■ **Exercise requirements**
Could you rewrite the listing below with every "bar-segment" switched to "stacked-bar", leaving everything else the same?
##### Material to process #####
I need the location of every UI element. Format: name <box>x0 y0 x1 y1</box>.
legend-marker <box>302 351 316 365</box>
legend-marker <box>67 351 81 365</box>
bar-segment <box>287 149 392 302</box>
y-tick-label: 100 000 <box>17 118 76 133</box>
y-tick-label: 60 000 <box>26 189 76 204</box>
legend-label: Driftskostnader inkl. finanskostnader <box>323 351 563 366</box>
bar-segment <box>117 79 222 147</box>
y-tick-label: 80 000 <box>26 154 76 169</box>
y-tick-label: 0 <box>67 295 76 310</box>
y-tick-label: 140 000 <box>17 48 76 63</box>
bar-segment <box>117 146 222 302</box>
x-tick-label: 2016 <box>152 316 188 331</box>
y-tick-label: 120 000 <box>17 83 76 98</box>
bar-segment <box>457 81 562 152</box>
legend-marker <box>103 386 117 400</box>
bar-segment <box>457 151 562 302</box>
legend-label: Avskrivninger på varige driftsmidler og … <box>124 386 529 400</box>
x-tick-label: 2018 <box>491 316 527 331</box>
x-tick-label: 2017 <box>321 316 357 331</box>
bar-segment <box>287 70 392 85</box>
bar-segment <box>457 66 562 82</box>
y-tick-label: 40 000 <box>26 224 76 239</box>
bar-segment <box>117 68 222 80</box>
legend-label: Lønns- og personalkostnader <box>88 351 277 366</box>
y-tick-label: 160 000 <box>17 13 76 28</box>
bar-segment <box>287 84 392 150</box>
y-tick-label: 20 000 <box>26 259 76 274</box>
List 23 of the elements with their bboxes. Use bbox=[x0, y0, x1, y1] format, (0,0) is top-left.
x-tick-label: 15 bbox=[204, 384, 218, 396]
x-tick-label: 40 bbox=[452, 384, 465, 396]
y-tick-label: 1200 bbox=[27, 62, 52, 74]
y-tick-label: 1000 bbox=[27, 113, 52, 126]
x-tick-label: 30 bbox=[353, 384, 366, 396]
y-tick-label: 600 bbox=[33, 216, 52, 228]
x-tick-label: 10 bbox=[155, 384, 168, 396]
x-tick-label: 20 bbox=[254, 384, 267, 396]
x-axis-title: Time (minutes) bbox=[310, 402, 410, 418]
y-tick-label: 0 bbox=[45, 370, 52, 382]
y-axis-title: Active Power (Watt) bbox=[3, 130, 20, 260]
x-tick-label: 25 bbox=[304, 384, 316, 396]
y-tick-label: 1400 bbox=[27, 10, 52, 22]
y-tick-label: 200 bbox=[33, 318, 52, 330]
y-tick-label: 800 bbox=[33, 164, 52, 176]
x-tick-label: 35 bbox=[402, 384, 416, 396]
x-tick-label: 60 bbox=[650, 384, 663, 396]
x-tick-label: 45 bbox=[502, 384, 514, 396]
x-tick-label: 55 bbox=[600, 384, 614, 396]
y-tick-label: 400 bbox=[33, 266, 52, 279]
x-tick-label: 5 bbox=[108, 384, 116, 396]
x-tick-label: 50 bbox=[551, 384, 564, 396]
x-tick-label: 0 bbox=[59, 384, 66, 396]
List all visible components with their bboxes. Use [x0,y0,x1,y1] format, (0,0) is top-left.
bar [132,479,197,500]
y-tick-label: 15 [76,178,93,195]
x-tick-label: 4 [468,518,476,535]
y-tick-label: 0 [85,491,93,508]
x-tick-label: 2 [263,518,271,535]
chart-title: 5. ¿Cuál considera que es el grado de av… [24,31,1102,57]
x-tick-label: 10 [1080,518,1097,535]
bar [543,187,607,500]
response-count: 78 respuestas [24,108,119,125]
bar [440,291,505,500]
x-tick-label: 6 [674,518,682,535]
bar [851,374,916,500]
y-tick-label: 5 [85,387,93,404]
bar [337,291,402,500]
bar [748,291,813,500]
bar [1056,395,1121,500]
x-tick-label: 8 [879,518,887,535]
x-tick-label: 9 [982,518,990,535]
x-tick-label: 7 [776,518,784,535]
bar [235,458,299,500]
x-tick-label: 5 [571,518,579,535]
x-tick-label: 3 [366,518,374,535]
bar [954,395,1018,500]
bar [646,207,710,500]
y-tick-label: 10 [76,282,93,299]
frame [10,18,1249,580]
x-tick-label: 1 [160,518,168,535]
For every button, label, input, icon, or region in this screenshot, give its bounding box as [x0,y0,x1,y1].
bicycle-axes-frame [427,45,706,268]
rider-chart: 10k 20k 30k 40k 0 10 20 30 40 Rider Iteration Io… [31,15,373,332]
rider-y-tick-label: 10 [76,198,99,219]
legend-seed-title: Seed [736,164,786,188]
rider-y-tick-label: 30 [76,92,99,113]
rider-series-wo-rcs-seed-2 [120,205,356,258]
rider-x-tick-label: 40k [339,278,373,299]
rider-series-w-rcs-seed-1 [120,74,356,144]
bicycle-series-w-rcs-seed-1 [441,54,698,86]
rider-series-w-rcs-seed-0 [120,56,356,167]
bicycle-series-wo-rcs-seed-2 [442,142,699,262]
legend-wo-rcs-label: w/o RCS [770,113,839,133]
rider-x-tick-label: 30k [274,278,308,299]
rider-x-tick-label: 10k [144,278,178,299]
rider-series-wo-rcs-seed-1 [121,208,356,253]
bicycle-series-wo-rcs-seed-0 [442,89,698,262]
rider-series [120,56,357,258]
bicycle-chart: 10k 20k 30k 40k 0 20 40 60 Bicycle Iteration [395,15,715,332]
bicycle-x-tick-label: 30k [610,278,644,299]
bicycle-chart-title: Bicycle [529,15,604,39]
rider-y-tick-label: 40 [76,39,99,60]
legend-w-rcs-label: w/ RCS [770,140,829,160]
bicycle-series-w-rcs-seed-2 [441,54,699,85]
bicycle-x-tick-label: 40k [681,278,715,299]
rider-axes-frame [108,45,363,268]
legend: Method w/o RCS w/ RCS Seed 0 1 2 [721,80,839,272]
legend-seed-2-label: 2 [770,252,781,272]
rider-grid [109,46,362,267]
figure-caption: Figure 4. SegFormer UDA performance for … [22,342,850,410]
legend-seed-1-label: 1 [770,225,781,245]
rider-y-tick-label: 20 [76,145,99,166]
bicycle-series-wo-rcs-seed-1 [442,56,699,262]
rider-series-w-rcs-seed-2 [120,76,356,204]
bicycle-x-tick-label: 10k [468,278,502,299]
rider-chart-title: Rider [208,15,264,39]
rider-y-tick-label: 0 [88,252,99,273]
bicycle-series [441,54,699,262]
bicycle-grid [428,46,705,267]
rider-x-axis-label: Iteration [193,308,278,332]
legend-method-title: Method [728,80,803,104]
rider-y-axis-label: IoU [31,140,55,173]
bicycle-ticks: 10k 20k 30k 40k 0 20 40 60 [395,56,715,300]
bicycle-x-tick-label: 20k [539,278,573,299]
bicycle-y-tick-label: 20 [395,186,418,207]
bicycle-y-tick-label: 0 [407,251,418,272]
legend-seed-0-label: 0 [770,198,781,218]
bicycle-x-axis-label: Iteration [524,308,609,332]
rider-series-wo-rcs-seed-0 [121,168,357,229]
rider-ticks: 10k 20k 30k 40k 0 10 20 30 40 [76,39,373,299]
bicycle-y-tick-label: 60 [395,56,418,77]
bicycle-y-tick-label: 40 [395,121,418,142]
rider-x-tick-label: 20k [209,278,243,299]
#####
■ **Final result**
I need the location of every UI element. Format: name <box>x0 y0 x1 y1</box>.
legend-marker <box>302 351 316 365</box>
legend-marker <box>67 351 81 365</box>
stacked-bar <box>287 149 392 302</box>
y-tick-label: 100 000 <box>17 118 76 133</box>
y-tick-label: 60 000 <box>26 189 76 204</box>
legend-label: Driftskostnader inkl. finanskostnader <box>323 351 563 366</box>
stacked-bar <box>117 79 222 147</box>
y-tick-label: 80 000 <box>26 154 76 169</box>
y-tick-label: 0 <box>67 295 76 310</box>
y-tick-label: 140 000 <box>17 48 76 63</box>
stacked-bar <box>117 146 222 302</box>
x-tick-label: 2016 <box>152 316 188 331</box>
y-tick-label: 120 000 <box>17 83 76 98</box>
stacked-bar <box>457 81 562 152</box>
legend-marker <box>103 386 117 400</box>
stacked-bar <box>457 151 562 302</box>
legend-label: Avskrivninger på varige driftsmidler og … <box>124 386 529 400</box>
x-tick-label: 2018 <box>491 316 527 331</box>
x-tick-label: 2017 <box>321 316 357 331</box>
stacked-bar <box>287 70 392 85</box>
stacked-bar <box>457 66 562 82</box>
y-tick-label: 40 000 <box>26 224 76 239</box>
stacked-bar <box>117 68 222 80</box>
legend-label: Lønns- og personalkostnader <box>88 351 277 366</box>
y-tick-label: 160 000 <box>17 13 76 28</box>
stacked-bar <box>287 84 392 150</box>
y-tick-label: 20 000 <box>26 259 76 274</box>
List 23 of the elements with their bboxes. Use bbox=[x0, y0, x1, y1] format, (0,0) is top-left.
x-tick-label: 15 bbox=[204, 384, 218, 396]
x-tick-label: 40 bbox=[452, 384, 465, 396]
y-tick-label: 1200 bbox=[27, 62, 52, 74]
y-tick-label: 1000 bbox=[27, 113, 52, 126]
x-tick-label: 30 bbox=[353, 384, 366, 396]
y-tick-label: 600 bbox=[33, 216, 52, 228]
x-tick-label: 10 bbox=[155, 384, 168, 396]
x-tick-label: 20 bbox=[254, 384, 267, 396]
x-axis-title: Time (minutes) bbox=[310, 402, 410, 418]
y-tick-label: 0 bbox=[45, 370, 52, 382]
y-axis-title: Active Power (Watt) bbox=[3, 130, 20, 260]
x-tick-label: 25 bbox=[304, 384, 316, 396]
y-tick-label: 1400 bbox=[27, 10, 52, 22]
y-tick-label: 200 bbox=[33, 318, 52, 330]
y-tick-label: 800 bbox=[33, 164, 52, 176]
x-tick-label: 35 bbox=[402, 384, 416, 396]
x-tick-label: 60 bbox=[650, 384, 663, 396]
x-tick-label: 45 bbox=[502, 384, 514, 396]
x-tick-label: 55 bbox=[600, 384, 614, 396]
y-tick-label: 400 bbox=[33, 266, 52, 279]
x-tick-label: 5 bbox=[108, 384, 116, 396]
x-tick-label: 50 bbox=[551, 384, 564, 396]
x-tick-label: 0 bbox=[59, 384, 66, 396]
List all visible components with their bboxes. Use [x0,y0,x1,y1] format, (0,0) is top-left.
bar [132,479,197,500]
y-tick-label: 15 [76,178,93,195]
x-tick-label: 4 [468,518,476,535]
y-tick-label: 0 [85,491,93,508]
x-tick-label: 2 [263,518,271,535]
chart-title: 5. ¿Cuál considera que es el grado de av… [24,31,1102,57]
x-tick-label: 10 [1080,518,1097,535]
bar [543,187,607,500]
response-count: 78 respuestas [24,108,119,125]
bar [440,291,505,500]
x-tick-label: 6 [674,518,682,535]
bar [851,374,916,500]
y-tick-label: 5 [85,387,93,404]
bar [337,291,402,500]
bar [748,291,813,500]
bar [1056,395,1121,500]
x-tick-label: 8 [879,518,887,535]
x-tick-label: 9 [982,518,990,535]
x-tick-label: 7 [776,518,784,535]
bar [235,458,299,500]
x-tick-label: 5 [571,518,579,535]
x-tick-label: 3 [366,518,374,535]
bar [954,395,1018,500]
bar [646,207,710,500]
y-tick-label: 10 [76,282,93,299]
frame [10,18,1249,580]
x-tick-label: 1 [160,518,168,535]
For every button, label, input, icon, or region in this screenshot, give its bounding box as [x0,y0,x1,y1].
bicycle-axes-frame [427,45,706,268]
rider-chart: 10k 20k 30k 40k 0 10 20 30 40 Rider Iteration Io… [31,15,373,332]
rider-y-tick-label: 10 [76,198,99,219]
legend-seed-title: Seed [736,164,786,188]
rider-y-tick-label: 30 [76,92,99,113]
rider-series-wo-rcs-seed-2 [120,205,356,258]
rider-x-tick-label: 40k [339,278,373,299]
rider-series-w-rcs-seed-1 [120,74,356,144]
bicycle-series-w-rcs-seed-1 [441,54,698,86]
rider-series-w-rcs-seed-0 [120,56,356,167]
bicycle-series-wo-rcs-seed-2 [442,142,699,262]
legend-wo-rcs-label: w/o RCS [770,113,839,133]
rider-x-tick-label: 30k [274,278,308,299]
rider-x-tick-label: 10k [144,278,178,299]
rider-series-wo-rcs-seed-1 [121,208,356,253]
bicycle-series-wo-rcs-seed-0 [442,89,698,262]
rider-series [120,56,357,258]
bicycle-chart: 10k 20k 30k 40k 0 20 40 60 Bicycle Iteration [395,15,715,332]
bicycle-x-tick-label: 30k [610,278,644,299]
bicycle-chart-title: Bicycle [529,15,604,39]
rider-y-tick-label: 40 [76,39,99,60]
legend-w-rcs-label: w/ RCS [770,140,829,160]
bicycle-series-w-rcs-seed-2 [441,54,699,85]
bicycle-x-tick-label: 40k [681,278,715,299]
rider-axes-frame [108,45,363,268]
legend: Method w/o RCS w/ RCS Seed 0 1 2 [721,80,839,272]
legend-seed-2-label: 2 [770,252,781,272]
rider-grid [109,46,362,267]
figure-caption: Figure 4. SegFormer UDA performance for … [22,342,850,410]
legend-seed-1-label: 1 [770,225,781,245]
rider-y-tick-label: 20 [76,145,99,166]
bicycle-series-wo-rcs-seed-1 [442,56,699,262]
rider-series-w-rcs-seed-2 [120,76,356,204]
bicycle-x-tick-label: 10k [468,278,502,299]
rider-chart-title: Rider [208,15,264,39]
rider-y-tick-label: 0 [88,252,99,273]
bicycle-series [441,54,699,262]
bicycle-grid [428,46,705,267]
rider-x-axis-label: Iteration [193,308,278,332]
legend-method-title: Method [728,80,803,104]
rider-y-axis-label: IoU [31,140,55,173]
bicycle-ticks: 10k 20k 30k 40k 0 20 40 60 [395,56,715,300]
bicycle-x-tick-label: 20k [539,278,573,299]
bicycle-y-tick-label: 20 [395,186,418,207]
bicycle-y-tick-label: 0 [407,251,418,272]
legend-seed-0-label: 0 [770,198,781,218]
bicycle-x-axis-label: Iteration [524,308,609,332]
rider-series-wo-rcs-seed-0 [121,168,357,229]
rider-ticks: 10k 20k 30k 40k 0 10 20 30 40 [76,39,373,299]
bicycle-y-tick-label: 60 [395,56,418,77]
bicycle-y-tick-label: 40 [395,121,418,142]
rider-x-tick-label: 20k [209,278,243,299]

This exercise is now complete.